* Exercise
Copy every line of the listing below without changing anything.

* Data to process
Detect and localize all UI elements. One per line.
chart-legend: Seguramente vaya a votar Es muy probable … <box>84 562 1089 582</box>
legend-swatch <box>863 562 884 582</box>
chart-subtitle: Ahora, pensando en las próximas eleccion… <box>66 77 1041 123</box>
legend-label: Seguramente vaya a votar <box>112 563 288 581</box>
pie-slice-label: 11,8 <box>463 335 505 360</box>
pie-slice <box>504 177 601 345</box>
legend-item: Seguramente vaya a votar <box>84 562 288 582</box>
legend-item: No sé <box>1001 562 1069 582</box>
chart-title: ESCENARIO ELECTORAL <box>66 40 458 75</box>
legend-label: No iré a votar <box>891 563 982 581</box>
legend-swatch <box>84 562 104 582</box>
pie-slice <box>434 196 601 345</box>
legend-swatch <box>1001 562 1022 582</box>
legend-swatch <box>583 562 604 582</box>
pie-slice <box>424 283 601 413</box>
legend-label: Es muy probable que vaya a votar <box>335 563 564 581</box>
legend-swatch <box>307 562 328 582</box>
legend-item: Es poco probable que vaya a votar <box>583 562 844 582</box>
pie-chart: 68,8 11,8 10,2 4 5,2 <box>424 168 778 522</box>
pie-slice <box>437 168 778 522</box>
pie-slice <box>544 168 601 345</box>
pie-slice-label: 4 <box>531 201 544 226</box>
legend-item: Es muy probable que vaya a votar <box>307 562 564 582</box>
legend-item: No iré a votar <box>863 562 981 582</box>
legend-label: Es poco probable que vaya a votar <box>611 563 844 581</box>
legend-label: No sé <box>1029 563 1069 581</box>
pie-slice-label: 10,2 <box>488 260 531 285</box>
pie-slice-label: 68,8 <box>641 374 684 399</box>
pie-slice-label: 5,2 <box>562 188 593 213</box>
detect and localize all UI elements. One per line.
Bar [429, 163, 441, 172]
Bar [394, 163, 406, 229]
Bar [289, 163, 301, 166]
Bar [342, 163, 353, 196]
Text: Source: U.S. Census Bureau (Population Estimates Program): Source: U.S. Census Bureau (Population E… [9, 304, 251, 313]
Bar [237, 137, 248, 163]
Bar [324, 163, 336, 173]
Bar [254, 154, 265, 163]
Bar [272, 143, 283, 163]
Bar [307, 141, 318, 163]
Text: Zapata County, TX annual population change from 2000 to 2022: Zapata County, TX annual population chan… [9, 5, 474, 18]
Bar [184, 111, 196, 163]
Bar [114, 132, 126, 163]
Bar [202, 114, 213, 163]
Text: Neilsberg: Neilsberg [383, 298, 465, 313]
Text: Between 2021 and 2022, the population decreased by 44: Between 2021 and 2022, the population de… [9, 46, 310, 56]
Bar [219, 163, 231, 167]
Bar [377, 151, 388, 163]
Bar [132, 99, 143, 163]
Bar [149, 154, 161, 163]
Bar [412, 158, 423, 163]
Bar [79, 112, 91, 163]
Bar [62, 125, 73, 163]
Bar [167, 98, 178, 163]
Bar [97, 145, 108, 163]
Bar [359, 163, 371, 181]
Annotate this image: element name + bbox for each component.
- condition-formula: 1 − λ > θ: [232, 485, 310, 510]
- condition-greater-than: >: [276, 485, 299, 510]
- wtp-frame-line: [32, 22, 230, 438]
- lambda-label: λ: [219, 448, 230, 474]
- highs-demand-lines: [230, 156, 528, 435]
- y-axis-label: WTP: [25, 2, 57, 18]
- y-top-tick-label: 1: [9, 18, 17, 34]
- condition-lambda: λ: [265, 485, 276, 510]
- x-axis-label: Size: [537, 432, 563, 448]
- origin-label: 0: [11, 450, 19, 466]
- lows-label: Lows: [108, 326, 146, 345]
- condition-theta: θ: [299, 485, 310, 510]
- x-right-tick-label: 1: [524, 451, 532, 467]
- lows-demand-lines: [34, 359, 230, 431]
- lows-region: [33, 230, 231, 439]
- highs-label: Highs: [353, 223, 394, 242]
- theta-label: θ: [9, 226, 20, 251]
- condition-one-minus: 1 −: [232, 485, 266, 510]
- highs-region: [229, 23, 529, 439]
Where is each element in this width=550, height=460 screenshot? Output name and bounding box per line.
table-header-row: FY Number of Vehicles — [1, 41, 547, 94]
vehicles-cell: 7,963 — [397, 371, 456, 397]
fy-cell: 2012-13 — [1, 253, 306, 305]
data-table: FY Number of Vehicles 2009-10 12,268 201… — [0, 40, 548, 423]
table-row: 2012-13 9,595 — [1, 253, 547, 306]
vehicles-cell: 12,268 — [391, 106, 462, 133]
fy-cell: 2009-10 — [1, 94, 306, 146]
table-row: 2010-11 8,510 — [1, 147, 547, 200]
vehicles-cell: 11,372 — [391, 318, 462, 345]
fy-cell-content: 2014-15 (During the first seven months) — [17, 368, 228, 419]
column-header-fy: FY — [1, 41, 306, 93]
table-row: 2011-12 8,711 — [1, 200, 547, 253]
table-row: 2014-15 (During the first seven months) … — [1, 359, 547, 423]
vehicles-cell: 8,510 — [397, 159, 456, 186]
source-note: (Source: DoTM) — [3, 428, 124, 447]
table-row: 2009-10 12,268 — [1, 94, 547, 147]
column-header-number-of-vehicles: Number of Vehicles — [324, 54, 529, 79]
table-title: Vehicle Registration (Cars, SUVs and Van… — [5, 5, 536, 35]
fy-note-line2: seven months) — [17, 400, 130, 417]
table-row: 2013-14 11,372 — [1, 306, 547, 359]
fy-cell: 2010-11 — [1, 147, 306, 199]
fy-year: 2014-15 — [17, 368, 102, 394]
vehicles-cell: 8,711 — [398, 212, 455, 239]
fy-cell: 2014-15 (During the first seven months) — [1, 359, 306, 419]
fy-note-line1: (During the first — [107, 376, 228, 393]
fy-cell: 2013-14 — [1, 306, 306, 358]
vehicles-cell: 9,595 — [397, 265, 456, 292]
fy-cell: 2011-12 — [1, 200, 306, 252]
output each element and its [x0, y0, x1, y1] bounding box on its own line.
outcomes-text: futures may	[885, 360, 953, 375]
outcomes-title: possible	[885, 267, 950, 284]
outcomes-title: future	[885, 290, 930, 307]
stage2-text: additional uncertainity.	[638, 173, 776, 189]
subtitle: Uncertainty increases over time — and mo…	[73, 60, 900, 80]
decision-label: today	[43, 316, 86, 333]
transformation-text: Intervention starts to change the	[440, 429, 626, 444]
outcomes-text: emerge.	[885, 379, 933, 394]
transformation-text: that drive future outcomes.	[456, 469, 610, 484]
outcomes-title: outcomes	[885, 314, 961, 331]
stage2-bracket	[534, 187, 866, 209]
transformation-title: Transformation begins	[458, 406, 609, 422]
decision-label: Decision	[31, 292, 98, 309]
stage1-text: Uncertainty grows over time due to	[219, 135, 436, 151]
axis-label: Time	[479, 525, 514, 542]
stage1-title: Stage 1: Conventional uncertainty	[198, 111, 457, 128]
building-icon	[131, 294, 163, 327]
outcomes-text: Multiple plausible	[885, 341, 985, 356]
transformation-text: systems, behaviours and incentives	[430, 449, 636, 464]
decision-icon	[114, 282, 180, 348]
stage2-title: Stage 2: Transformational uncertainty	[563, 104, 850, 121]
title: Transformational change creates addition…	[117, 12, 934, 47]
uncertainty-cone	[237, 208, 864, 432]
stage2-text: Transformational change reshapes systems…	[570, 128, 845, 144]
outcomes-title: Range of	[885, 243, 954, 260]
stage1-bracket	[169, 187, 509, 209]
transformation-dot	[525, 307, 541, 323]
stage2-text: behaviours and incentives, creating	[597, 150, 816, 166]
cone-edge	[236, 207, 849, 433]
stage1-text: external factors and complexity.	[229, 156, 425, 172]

* Full response
Detect and localize all UI elements. One per line.
chart-legend: Seguramente vaya a votar Es muy probable … <box>84 562 1089 582</box>
legend-swatch <box>863 562 884 582</box>
chart-subtitle: Ahora, pensando en las próximas eleccion… <box>66 77 1041 123</box>
legend-label: Seguramente vaya a votar <box>112 563 288 581</box>
pie-slice-label: 11,8 <box>463 335 505 360</box>
pie-slice <box>504 177 601 345</box>
legend-item: Seguramente vaya a votar <box>84 562 288 582</box>
legend-item: No sé <box>1001 562 1069 582</box>
chart-title: ESCENARIO ELECTORAL <box>66 40 458 75</box>
legend-label: No iré a votar <box>891 563 982 581</box>
legend-swatch <box>84 562 104 582</box>
pie-slice <box>434 196 601 345</box>
legend-swatch <box>1001 562 1022 582</box>
legend-swatch <box>583 562 604 582</box>
pie-slice <box>424 283 601 413</box>
legend-label: Es muy probable que vaya a votar <box>335 563 564 581</box>
legend-swatch <box>307 562 328 582</box>
legend-item: Es poco probable que vaya a votar <box>583 562 844 582</box>
pie-chart: 68,8 11,8 10,2 4 5,2 <box>424 168 778 522</box>
pie-slice <box>437 168 778 522</box>
pie-slice <box>544 168 601 345</box>
pie-slice-label: 4 <box>531 201 544 226</box>
legend-item: Es muy probable que vaya a votar <box>307 562 564 582</box>
legend-item: No iré a votar <box>863 562 981 582</box>
legend-label: Es poco probable que vaya a votar <box>611 563 844 581</box>
legend-label: No sé <box>1029 563 1069 581</box>
pie-slice-label: 10,2 <box>488 260 531 285</box>
pie-slice-label: 68,8 <box>641 374 684 399</box>
pie-slice-label: 5,2 <box>562 188 593 213</box>
detect and localize all UI elements. One per line.
Bar [429, 163, 441, 172]
Bar [394, 163, 406, 229]
Bar [289, 163, 301, 166]
Bar [342, 163, 353, 196]
Text: Source: U.S. Census Bureau (Population Estimates Program): Source: U.S. Census Bureau (Population E… [9, 304, 251, 313]
Bar [237, 137, 248, 163]
Bar [324, 163, 336, 173]
Bar [254, 154, 265, 163]
Bar [272, 143, 283, 163]
Bar [307, 141, 318, 163]
Text: Zapata County, TX annual population change from 2000 to 2022: Zapata County, TX annual population chan… [9, 5, 474, 18]
Bar [184, 111, 196, 163]
Bar [114, 132, 126, 163]
Bar [202, 114, 213, 163]
Text: Neilsberg: Neilsberg [383, 298, 465, 313]
Text: Between 2021 and 2022, the population decreased by 44: Between 2021 and 2022, the population de… [9, 46, 310, 56]
Bar [219, 163, 231, 167]
Bar [377, 151, 388, 163]
Bar [132, 99, 143, 163]
Bar [149, 154, 161, 163]
Bar [412, 158, 423, 163]
Bar [79, 112, 91, 163]
Bar [62, 125, 73, 163]
Bar [167, 98, 178, 163]
Bar [97, 145, 108, 163]
Bar [359, 163, 371, 181]
Annotate this image: element name + bbox for each component.
- condition-formula: 1 − λ > θ: [232, 485, 310, 510]
- condition-greater-than: >: [276, 485, 299, 510]
- wtp-frame-line: [32, 22, 230, 438]
- lambda-label: λ: [219, 448, 230, 474]
- highs-demand-lines: [230, 156, 528, 435]
- y-axis-label: WTP: [25, 2, 57, 18]
- y-top-tick-label: 1: [9, 18, 17, 34]
- condition-lambda: λ: [265, 485, 276, 510]
- x-axis-label: Size: [537, 432, 563, 448]
- origin-label: 0: [11, 450, 19, 466]
- lows-label: Lows: [108, 326, 146, 345]
- condition-theta: θ: [299, 485, 310, 510]
- x-right-tick-label: 1: [524, 451, 532, 467]
- lows-demand-lines: [34, 359, 230, 431]
- lows-region: [33, 230, 231, 439]
- highs-label: Highs: [353, 223, 394, 242]
- theta-label: θ: [9, 226, 20, 251]
- condition-one-minus: 1 −: [232, 485, 266, 510]
- highs-region: [229, 23, 529, 439]
Where is each element in this width=550, height=460 screenshot? Output name and bounding box per line.
table-header-row: FY Number of Vehicles — [1, 41, 547, 94]
vehicles-cell: 7,963 — [397, 371, 456, 397]
fy-cell: 2012-13 — [1, 253, 306, 305]
data-table: FY Number of Vehicles 2009-10 12,268 201… — [0, 40, 548, 423]
table-row: 2012-13 9,595 — [1, 253, 547, 306]
vehicles-cell: 12,268 — [391, 106, 462, 133]
fy-cell: 2009-10 — [1, 94, 306, 146]
table-row: 2010-11 8,510 — [1, 147, 547, 200]
vehicles-cell: 11,372 — [391, 318, 462, 345]
fy-cell-content: 2014-15 (During the first seven months) — [17, 368, 228, 419]
column-header-fy: FY — [1, 41, 306, 93]
table-row: 2011-12 8,711 — [1, 200, 547, 253]
table-row: 2014-15 (During the first seven months) … — [1, 359, 547, 423]
vehicles-cell: 8,510 — [397, 159, 456, 186]
source-note: (Source: DoTM) — [3, 428, 124, 447]
table-row: 2009-10 12,268 — [1, 94, 547, 147]
column-header-number-of-vehicles: Number of Vehicles — [324, 54, 529, 79]
table-title: Vehicle Registration (Cars, SUVs and Van… — [5, 5, 536, 35]
fy-note-line2: seven months) — [17, 400, 130, 417]
table-row: 2013-14 11,372 — [1, 306, 547, 359]
fy-cell: 2010-11 — [1, 147, 306, 199]
fy-year: 2014-15 — [17, 368, 102, 394]
vehicles-cell: 8,711 — [398, 212, 455, 239]
fy-cell: 2014-15 (During the first seven months) — [1, 359, 306, 419]
fy-note-line1: (During the first — [107, 376, 228, 393]
fy-cell: 2013-14 — [1, 306, 306, 358]
vehicles-cell: 9,595 — [397, 265, 456, 292]
fy-cell: 2011-12 — [1, 200, 306, 252]
output each element and its [x0, y0, x1, y1] bounding box on its own line.
outcomes-text: futures may	[885, 360, 953, 375]
outcomes-title: possible	[885, 267, 950, 284]
outcomes-title: future	[885, 290, 930, 307]
stage2-text: additional uncertainity.	[638, 173, 776, 189]
subtitle: Uncertainty increases over time — and mo…	[73, 60, 900, 80]
decision-label: today	[43, 316, 86, 333]
transformation-text: Intervention starts to change the	[440, 429, 626, 444]
outcomes-text: emerge.	[885, 379, 933, 394]
transformation-text: that drive future outcomes.	[456, 469, 610, 484]
outcomes-title: outcomes	[885, 314, 961, 331]
stage2-bracket	[534, 187, 866, 209]
transformation-title: Transformation begins	[458, 406, 609, 422]
decision-label: Decision	[31, 292, 98, 309]
stage1-text: Uncertainty grows over time due to	[219, 135, 436, 151]
axis-label: Time	[479, 525, 514, 542]
stage1-title: Stage 1: Conventional uncertainty	[198, 111, 457, 128]
building-icon	[131, 294, 163, 327]
outcomes-text: Multiple plausible	[885, 341, 985, 356]
transformation-text: systems, behaviours and incentives	[430, 449, 636, 464]
decision-icon	[114, 282, 180, 348]
stage2-title: Stage 2: Transformational uncertainty	[563, 104, 850, 121]
title: Transformational change creates addition…	[117, 12, 934, 47]
uncertainty-cone	[237, 208, 864, 432]
stage2-text: Transformational change reshapes systems…	[570, 128, 845, 144]
outcomes-title: Range of	[885, 243, 954, 260]
stage1-bracket	[169, 187, 509, 209]
transformation-dot	[525, 307, 541, 323]
stage2-text: behaviours and incentives, creating	[597, 150, 816, 166]
cone-edge	[236, 207, 849, 433]
stage1-text: external factors and complexity.	[229, 156, 425, 172]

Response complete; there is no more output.